▸ Required task: Don't copy the pictures; return every other part of the records exactly.

▸ Records shown:
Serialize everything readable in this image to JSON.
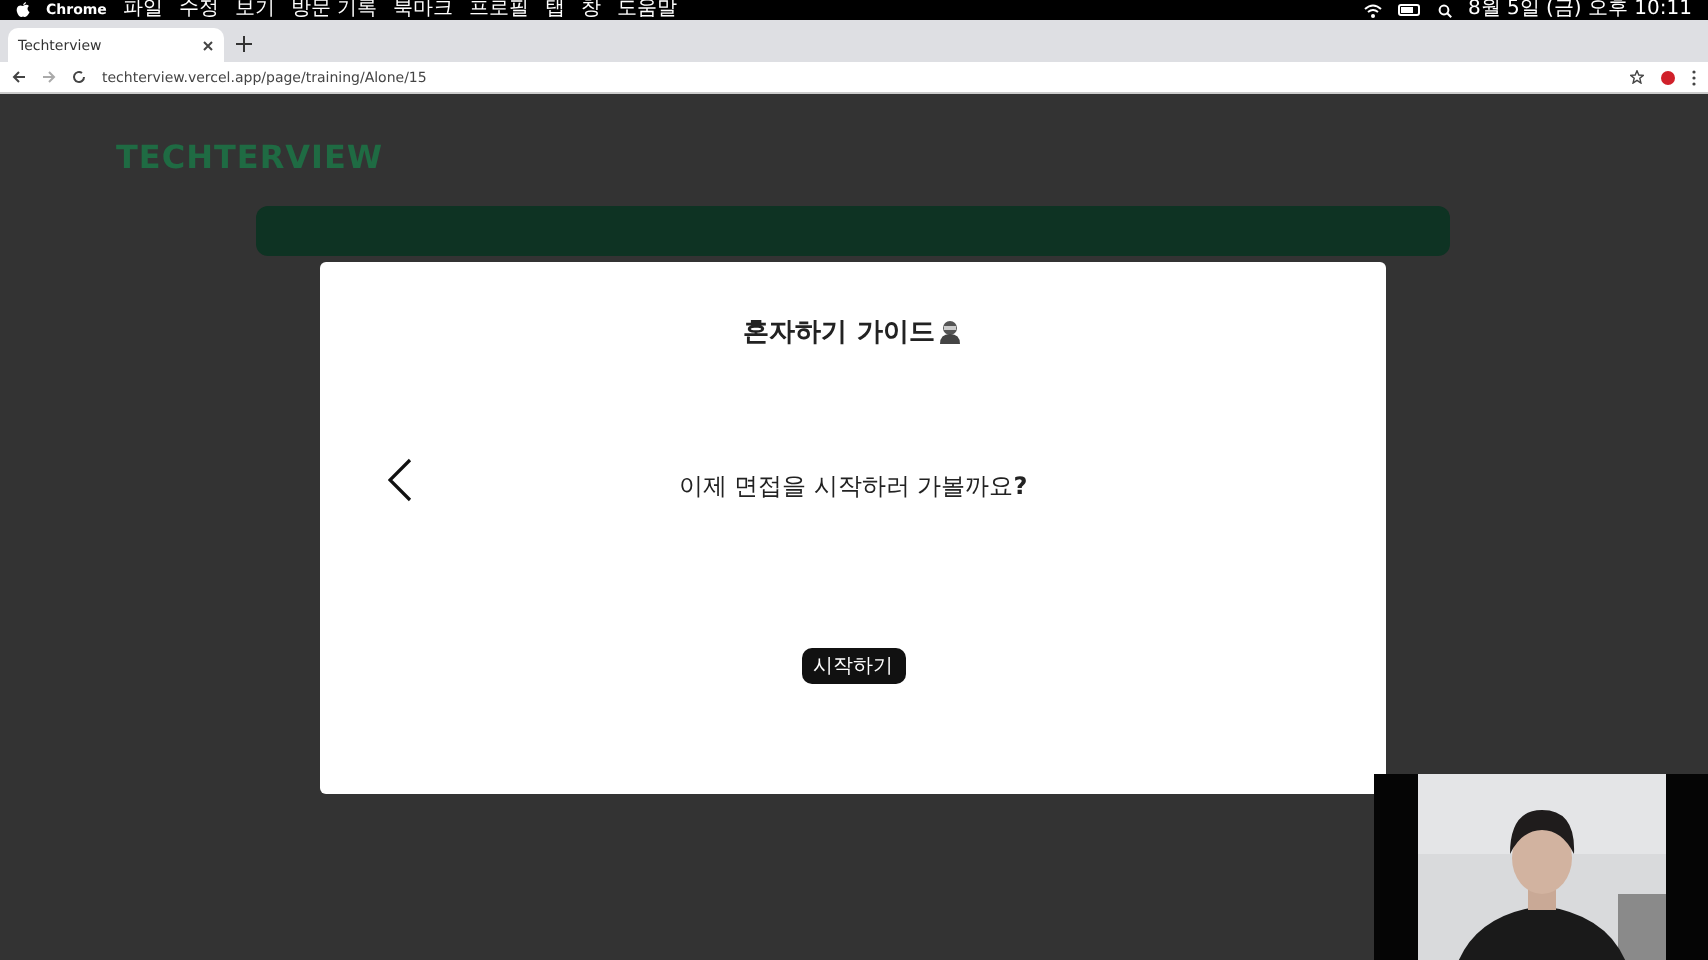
{
  "menu_bar": {
    "items": [
      "Chrome",
      "파일",
      "수정",
      "보기",
      "방문 기록",
      "북마크",
      "프로필",
      "탭",
      "창",
      "도움말"
    ],
    "clock": "8월 5일 (금) 오후 10:11"
  },
  "browser": {
    "tabs": [
      {
        "title": "Techterview",
        "selected": true
      }
    ],
    "url": "techterview.vercel.app/page/training/Alone/15"
  },
  "page": {
    "logo": "TECHTERVIEW"
  },
  "modal": {
    "title": "혼자하기 가이드",
    "message": "이제 면접을 시작하러 가볼까요**?**",
    "button": "시작하기"
  }
}
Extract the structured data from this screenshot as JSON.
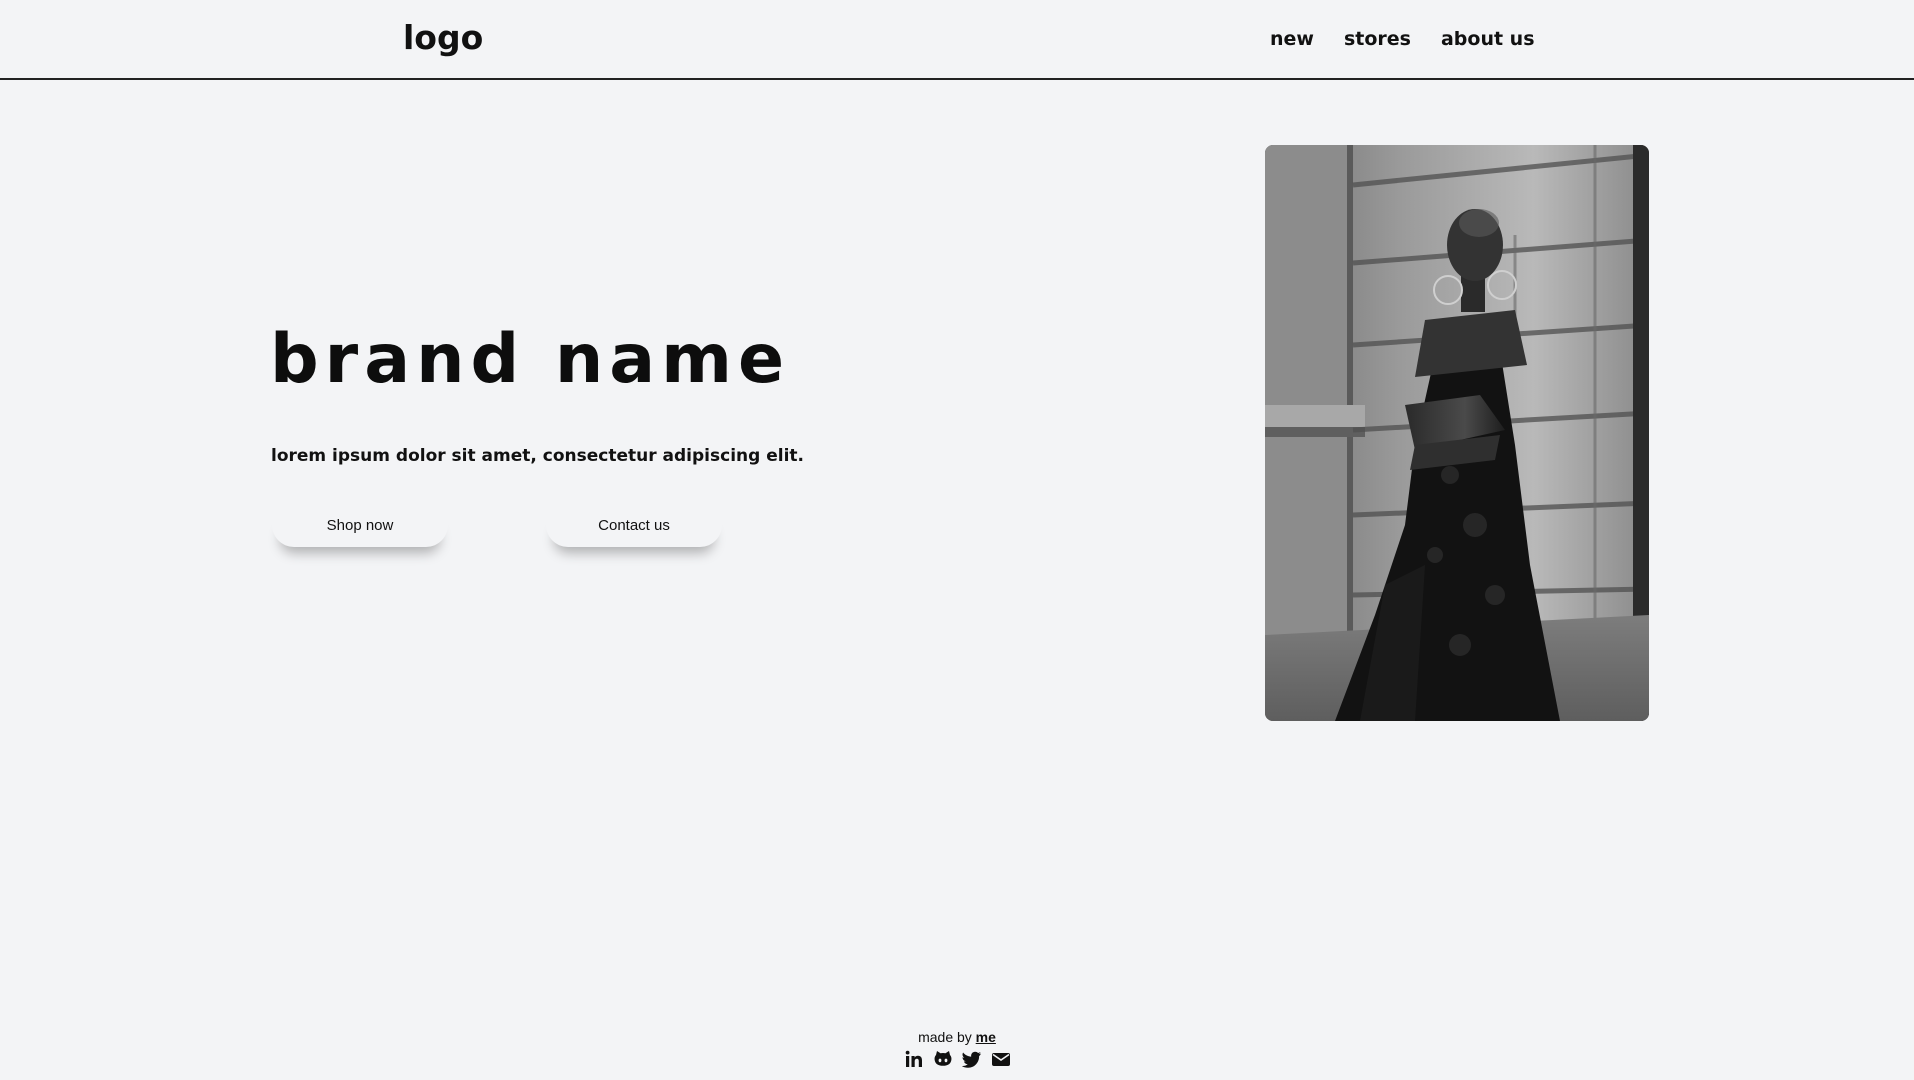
{
  "header": {
    "logo": "logo",
    "nav": [
      {
        "label": "new"
      },
      {
        "label": "stores"
      },
      {
        "label": "about us"
      }
    ]
  },
  "hero": {
    "title": "brand name",
    "tagline": "lorem ipsum dolor sit amet, consectetur adipiscing elit.",
    "buttons": {
      "shop": "Shop now",
      "contact": "Contact us"
    },
    "image_icon": "fashion-photo"
  },
  "footer": {
    "made_by_prefix": "made by ",
    "made_by_link": "me",
    "socials": [
      {
        "icon": "linkedin-icon"
      },
      {
        "icon": "github-icon"
      },
      {
        "icon": "twitter-icon"
      },
      {
        "icon": "email-icon"
      }
    ]
  },
  "colors": {
    "background": "#f3f4f6",
    "text": "#111111",
    "divider": "#222222"
  }
}
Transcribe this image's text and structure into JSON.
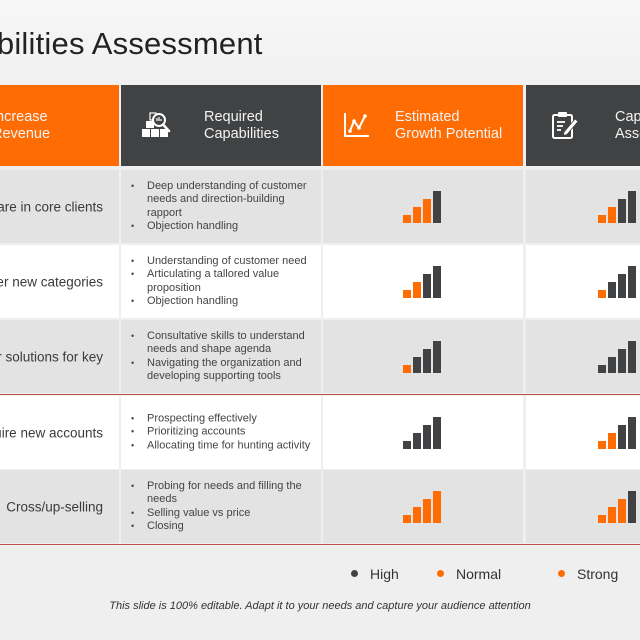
{
  "title": "Capabilities Assessment",
  "colors": {
    "orange": "#fe6c03",
    "dark": "#414243",
    "rowGray": "#e3e3e3",
    "rowWhite": "#ffffff",
    "divider": "#c0504d"
  },
  "headers": [
    {
      "label_line1": "Increase",
      "label_line2": "Revenue",
      "icon": "none",
      "style": "orange"
    },
    {
      "label_line1": "Required",
      "label_line2": "Capabilities",
      "icon": "boxes-search-icon",
      "style": "dark"
    },
    {
      "label_line1": "Estimated",
      "label_line2": "Growth Potential",
      "icon": "line-chart-icon",
      "style": "orange"
    },
    {
      "label_line1": "Capability",
      "label_line2": "Assessment",
      "icon": "clipboard-edit-icon",
      "style": "dark"
    }
  ],
  "rows": [
    {
      "goal": "Increase share in core clients",
      "capabilities": [
        "Deep understanding of customer needs and direction-building rapport",
        "Objection handling"
      ],
      "growth_potential_filled": 3,
      "capability_assessment_filled": 2,
      "style": "gray"
    },
    {
      "goal": "Enter new categories",
      "capabilities": [
        "Understanding of customer need",
        "Articulating a tallored value proposition",
        "Objection handling"
      ],
      "growth_potential_filled": 2,
      "capability_assessment_filled": 1,
      "style": "white"
    },
    {
      "goal": "Offer solutions for key",
      "capabilities": [
        "Consultative skills to understand needs and shape agenda",
        "Navigating the organization and developing supporting tools"
      ],
      "growth_potential_filled": 1,
      "capability_assessment_filled": 0,
      "style": "gray"
    },
    {
      "goal": "Acquire new accounts",
      "capabilities": [
        "Prospecting effectively",
        "Prioritizing accounts",
        "Allocating time for hunting activity"
      ],
      "growth_potential_filled": 0,
      "capability_assessment_filled": 2,
      "style": "white"
    },
    {
      "goal": "Cross/up-selling",
      "capabilities": [
        "Probing for needs and filling the needs",
        "Selling value vs price",
        "Closing"
      ],
      "growth_potential_filled": 4,
      "capability_assessment_filled": 3,
      "style": "gray"
    }
  ],
  "bar_levels": 4,
  "legend": [
    {
      "label": "High",
      "color": "#414243"
    },
    {
      "label": "Normal",
      "color": "#fe6c03"
    },
    {
      "label": "Strong",
      "color": "#fe6c03"
    }
  ],
  "footer": "This slide is 100% editable. Adapt it to your needs and capture your audience attention"
}
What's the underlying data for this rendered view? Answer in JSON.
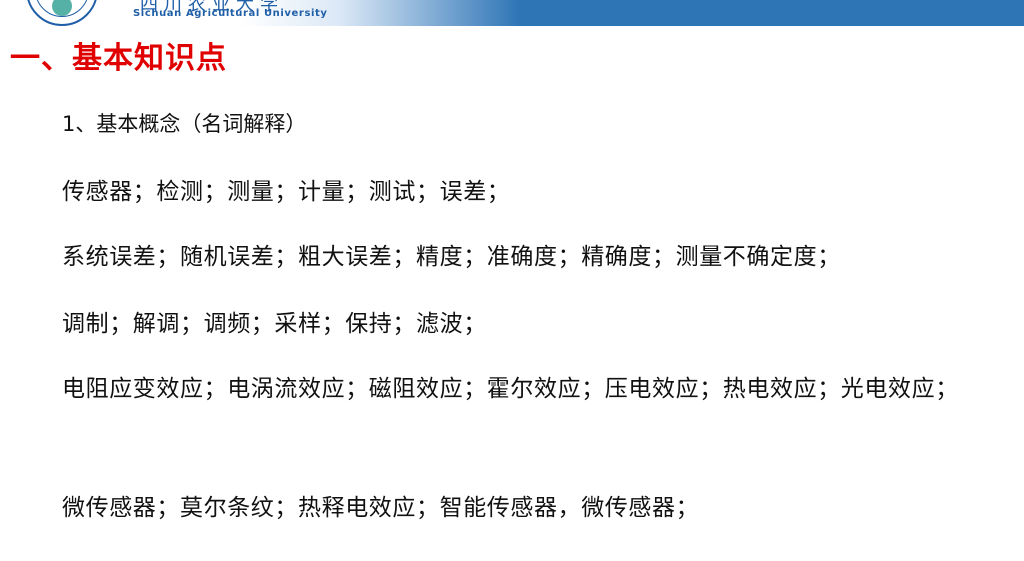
{
  "header": {
    "university_name_cn": "四川农业大学",
    "university_name_en": "Sichuan Agricultural University",
    "colors": {
      "band_blue": "#2e75b6",
      "logo_blue": "#1f5fa8"
    }
  },
  "section": {
    "title": "一、基本知识点",
    "title_color": "#e00000"
  },
  "content": {
    "subtitle": "1、基本概念（名词解释）",
    "lines": [
      "传感器；检测；测量；计量；测试；误差；",
      "系统误差；随机误差；粗大误差；精度；准确度；精确度；测量不确定度；",
      "调制；解调；调频；采样；保持；滤波；",
      "电阻应变效应；电涡流效应；磁阻效应；霍尔效应；压电效应；热电效应；光电效应；",
      "微传感器；莫尔条纹；热释电效应；智能传感器，微传感器；"
    ]
  }
}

▸ Answer to the exercise:
Serialize everything readable in this image to JSON.
{
  "menu_bar": {
    "items": [
      "Chrome",
      "파일",
      "수정",
      "보기",
      "방문 기록",
      "북마크",
      "프로필",
      "탭",
      "창",
      "도움말"
    ],
    "clock": "8월 5일 (금) 오후 10:11"
  },
  "browser": {
    "tabs": [
      {
        "title": "Techterview",
        "selected": true
      }
    ],
    "url": "techterview.vercel.app/page/training/Alone/15"
  },
  "page": {
    "logo": "TECHTERVIEW"
  },
  "modal": {
    "title": "혼자하기 가이드",
    "message": "이제 면접을 시작하러 가볼까요**?**",
    "button": "시작하기"
  }
}
Extract the structured data from this screenshot as JSON.
{
  "header": {
    "logo": "logo",
    "nav": [
      {
        "label": "new"
      },
      {
        "label": "stores"
      },
      {
        "label": "about us"
      }
    ]
  },
  "hero": {
    "title": "brand name",
    "tagline": "lorem ipsum dolor sit amet, consectetur adipiscing elit.",
    "buttons": {
      "shop": "Shop now",
      "contact": "Contact us"
    },
    "image_icon": "fashion-photo"
  },
  "footer": {
    "made_by_prefix": "made by ",
    "made_by_link": "me",
    "socials": [
      {
        "icon": "linkedin-icon"
      },
      {
        "icon": "github-icon"
      },
      {
        "icon": "twitter-icon"
      },
      {
        "icon": "email-icon"
      }
    ]
  },
  "colors": {
    "background": "#f3f4f6",
    "text": "#111111",
    "divider": "#222222"
  }
}
Transcribe this image's text and structure into JSON.
{
  "title": "Capabilities Assessment",
  "colors": {
    "orange": "#fe6c03",
    "dark": "#414243",
    "rowGray": "#e3e3e3",
    "rowWhite": "#ffffff",
    "divider": "#c0504d"
  },
  "headers": [
    {
      "label_line1": "Increase",
      "label_line2": "Revenue",
      "icon": "none",
      "style": "orange"
    },
    {
      "label_line1": "Required",
      "label_line2": "Capabilities",
      "icon": "boxes-search-icon",
      "style": "dark"
    },
    {
      "label_line1": "Estimated",
      "label_line2": "Growth Potential",
      "icon": "line-chart-icon",
      "style": "orange"
    },
    {
      "label_line1": "Capability",
      "label_line2": "Assessment",
      "icon": "clipboard-edit-icon",
      "style": "dark"
    }
  ],
  "rows": [
    {
      "goal": "Increase share in core clients",
      "capabilities": [
        "Deep understanding of customer needs and direction-building rapport",
        "Objection handling"
      ],
      "growth_potential_filled": 3,
      "capability_assessment_filled": 2,
      "style": "gray"
    },
    {
      "goal": "Enter new categories",
      "capabilities": [
        "Understanding of customer need",
        "Articulating a tallored value proposition",
        "Objection handling"
      ],
      "growth_potential_filled": 2,
      "capability_assessment_filled": 1,
      "style": "white"
    },
    {
      "goal": "Offer solutions for key",
      "capabilities": [
        "Consultative skills to understand needs and shape agenda",
        "Navigating the organization and developing supporting tools"
      ],
      "growth_potential_filled": 1,
      "capability_assessment_filled": 0,
      "style": "gray"
    },
    {
      "goal": "Acquire new accounts",
      "capabilities": [
        "Prospecting effectively",
        "Prioritizing accounts",
        "Allocating time for hunting activity"
      ],
      "growth_potential_filled": 0,
      "capability_assessment_filled": 2,
      "style": "white"
    },
    {
      "goal": "Cross/up-selling",
      "capabilities": [
        "Probing for needs and filling the needs",
        "Selling value vs price",
        "Closing"
      ],
      "growth_potential_filled": 4,
      "capability_assessment_filled": 3,
      "style": "gray"
    }
  ],
  "bar_levels": 4,
  "legend": [
    {
      "label": "High",
      "color": "#414243"
    },
    {
      "label": "Normal",
      "color": "#fe6c03"
    },
    {
      "label": "Strong",
      "color": "#fe6c03"
    }
  ],
  "footer": "This slide is 100% editable. Adapt it to your needs and capture your audience attention"
}
What's the underlying data for this rendered view? Answer in JSON.
{
  "header": {
    "university_name_cn": "四川农业大学",
    "university_name_en": "Sichuan Agricultural University",
    "colors": {
      "band_blue": "#2e75b6",
      "logo_blue": "#1f5fa8"
    }
  },
  "section": {
    "title": "一、基本知识点",
    "title_color": "#e00000"
  },
  "content": {
    "subtitle": "1、基本概念（名词解释）",
    "lines": [
      "传感器；检测；测量；计量；测试；误差；",
      "系统误差；随机误差；粗大误差；精度；准确度；精确度；测量不确定度；",
      "调制；解调；调频；采样；保持；滤波；",
      "电阻应变效应；电涡流效应；磁阻效应；霍尔效应；压电效应；热电效应；光电效应；",
      "微传感器；莫尔条纹；热释电效应；智能传感器，微传感器；"
    ]
  }
}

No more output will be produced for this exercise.